---------- Data for this task ----------

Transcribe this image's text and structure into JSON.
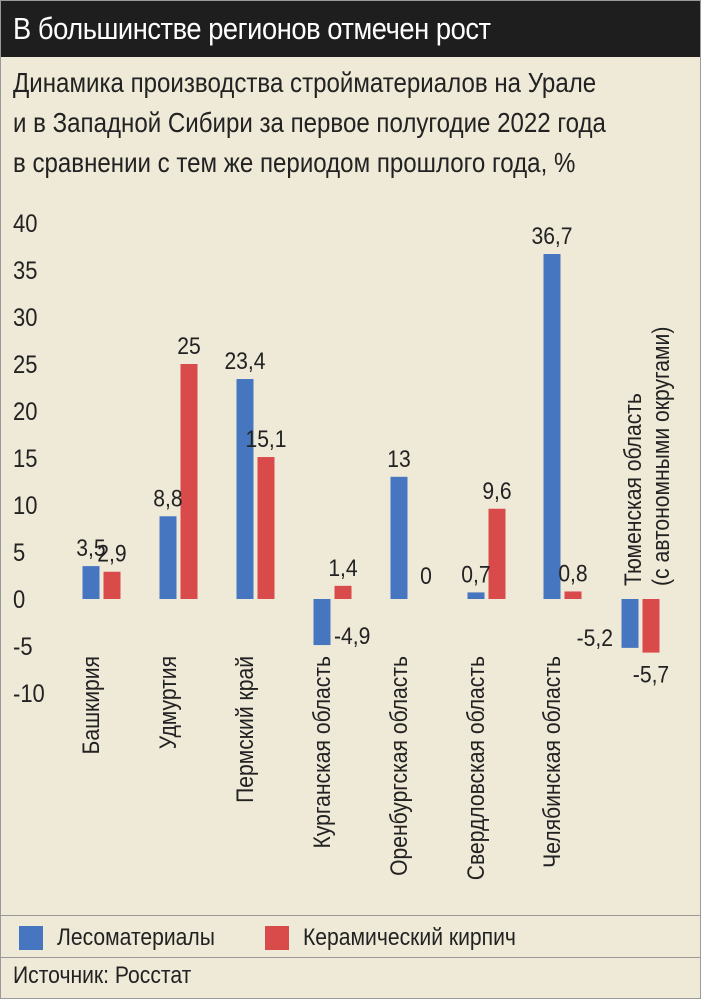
{
  "header": {
    "title": "В большинстве регионов отмечен рост"
  },
  "subtitle_lines": [
    "Динамика производства стройматериалов на Урале",
    "и в Западной Сибири за первое полугодие 2022 года",
    "в сравнении с тем же периодом прошлого года, %"
  ],
  "chart_data": {
    "type": "bar",
    "title": "Динамика производства стройматериалов на Урале и в Западной Сибири за первое полугодие 2022 года в сравнении с тем же периодом прошлого года, %",
    "categories": [
      "Башкирия",
      "Удмуртия",
      "Пермский край",
      "Курганская область",
      "Оренбургская область",
      "Свердловская область",
      "Челябинская область",
      "Тюменская область (с автономными округами)"
    ],
    "category_lines": [
      [
        "Башкирия"
      ],
      [
        "Удмуртия"
      ],
      [
        "Пермский край"
      ],
      [
        "Курганская область"
      ],
      [
        "Оренбургская область"
      ],
      [
        "Свердловская область"
      ],
      [
        "Челябинская область"
      ],
      [
        "Тюменская область",
        "(с автономными округами)"
      ]
    ],
    "series": [
      {
        "name": "Лесоматериалы",
        "color": "#4676c0",
        "values": [
          3.5,
          8.8,
          23.4,
          -4.9,
          13,
          0.7,
          36.7,
          -5.2
        ],
        "labels": [
          "3,5",
          "8,8",
          "23,4",
          "-4,9",
          "13",
          "0,7",
          "36,7",
          "-5,2"
        ]
      },
      {
        "name": "Керамический кирпич",
        "color": "#d94a4a",
        "values": [
          2.9,
          25,
          15.1,
          1.4,
          0,
          9.6,
          0.8,
          -5.7
        ],
        "labels": [
          "2,9",
          "25",
          "15,1",
          "1,4",
          "0",
          "9,6",
          "0,8",
          "-5,7"
        ]
      }
    ],
    "ylim": [
      -10,
      40
    ],
    "yticks": [
      40,
      35,
      30,
      25,
      20,
      15,
      10,
      5,
      0,
      -5,
      -10
    ],
    "grid": false,
    "legend_position": "bottom"
  },
  "legend": {
    "items": [
      {
        "label": "Лесоматериалы",
        "color": "#4676c0"
      },
      {
        "label": "Керамический кирпич",
        "color": "#d94a4a"
      }
    ]
  },
  "source": {
    "text": "Источник: Росстат"
  }
}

----------

Requirements => Pictures in the records above are not copied; print everything else exactly.

Task output =>
Transcribe this image's text and structure into JSON.
{
  "header": {
    "title": "В большинстве регионов отмечен рост"
  },
  "subtitle_lines": [
    "Динамика производства стройматериалов на Урале",
    "и в Западной Сибири за первое полугодие 2022 года",
    "в сравнении с тем же периодом прошлого года, %"
  ],
  "chart_data": {
    "type": "bar",
    "title": "Динамика производства стройматериалов на Урале и в Западной Сибири за первое полугодие 2022 года в сравнении с тем же периодом прошлого года, %",
    "categories": [
      "Башкирия",
      "Удмуртия",
      "Пермский край",
      "Курганская область",
      "Оренбургская область",
      "Свердловская область",
      "Челябинская область",
      "Тюменская область (с автономными округами)"
    ],
    "category_lines": [
      [
        "Башкирия"
      ],
      [
        "Удмуртия"
      ],
      [
        "Пермский край"
      ],
      [
        "Курганская область"
      ],
      [
        "Оренбургская область"
      ],
      [
        "Свердловская область"
      ],
      [
        "Челябинская область"
      ],
      [
        "Тюменская область",
        "(с автономными округами)"
      ]
    ],
    "series": [
      {
        "name": "Лесоматериалы",
        "color": "#4676c0",
        "values": [
          3.5,
          8.8,
          23.4,
          -4.9,
          13,
          0.7,
          36.7,
          -5.2
        ],
        "labels": [
          "3,5",
          "8,8",
          "23,4",
          "-4,9",
          "13",
          "0,7",
          "36,7",
          "-5,2"
        ]
      },
      {
        "name": "Керамический кирпич",
        "color": "#d94a4a",
        "values": [
          2.9,
          25,
          15.1,
          1.4,
          0,
          9.6,
          0.8,
          -5.7
        ],
        "labels": [
          "2,9",
          "25",
          "15,1",
          "1,4",
          "0",
          "9,6",
          "0,8",
          "-5,7"
        ]
      }
    ],
    "ylim": [
      -10,
      40
    ],
    "yticks": [
      40,
      35,
      30,
      25,
      20,
      15,
      10,
      5,
      0,
      -5,
      -10
    ],
    "grid": false,
    "legend_position": "bottom"
  },
  "legend": {
    "items": [
      {
        "label": "Лесоматериалы",
        "color": "#4676c0"
      },
      {
        "label": "Керамический кирпич",
        "color": "#d94a4a"
      }
    ]
  },
  "source": {
    "text": "Источник: Росстат"
  }
}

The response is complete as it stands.